- YOUR OBJECTIVE
Pick out each line below containing "tienen".

- LISTED RECORDS
* begin *

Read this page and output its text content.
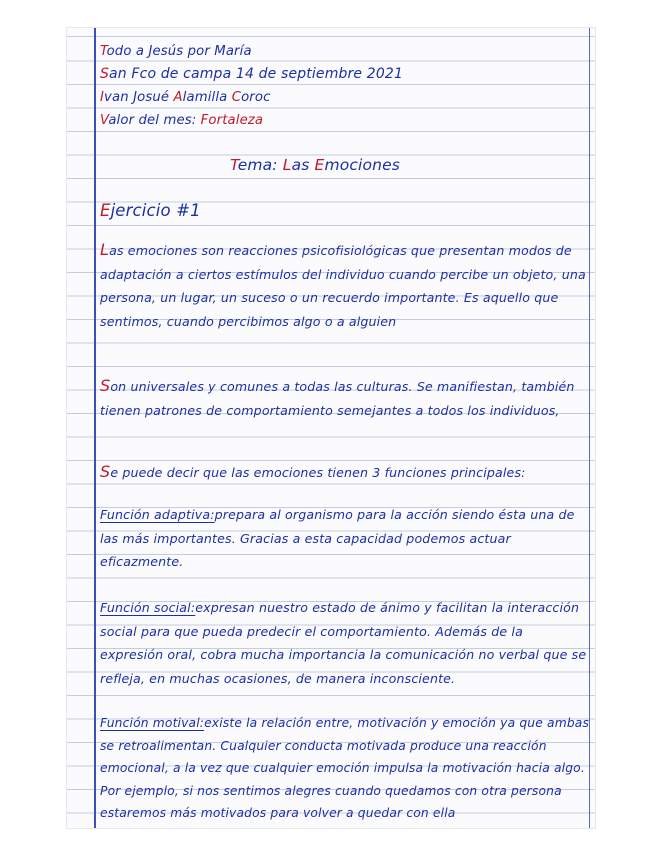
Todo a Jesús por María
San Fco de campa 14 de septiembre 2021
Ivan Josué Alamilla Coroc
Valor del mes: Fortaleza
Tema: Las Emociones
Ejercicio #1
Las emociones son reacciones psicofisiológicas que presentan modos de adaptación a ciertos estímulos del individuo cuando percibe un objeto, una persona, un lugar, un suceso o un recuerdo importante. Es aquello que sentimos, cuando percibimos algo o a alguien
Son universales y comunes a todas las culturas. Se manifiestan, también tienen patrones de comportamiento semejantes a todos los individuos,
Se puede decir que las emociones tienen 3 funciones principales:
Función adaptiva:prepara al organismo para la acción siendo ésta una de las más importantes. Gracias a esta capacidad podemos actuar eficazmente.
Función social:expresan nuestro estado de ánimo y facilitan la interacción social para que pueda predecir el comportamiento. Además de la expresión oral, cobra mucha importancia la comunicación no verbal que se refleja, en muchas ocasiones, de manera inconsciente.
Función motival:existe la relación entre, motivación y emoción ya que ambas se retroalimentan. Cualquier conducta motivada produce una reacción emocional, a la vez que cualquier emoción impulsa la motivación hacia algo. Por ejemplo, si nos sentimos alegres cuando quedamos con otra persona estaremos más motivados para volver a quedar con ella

* end *

- TASK SOLUTION
Son universales y comunes a todas las culturas. Se manifiestan, también tienen patrones de comportamiento semejantes a todos los individuos,
Se puede decir que las emociones tienen 3 funciones principales:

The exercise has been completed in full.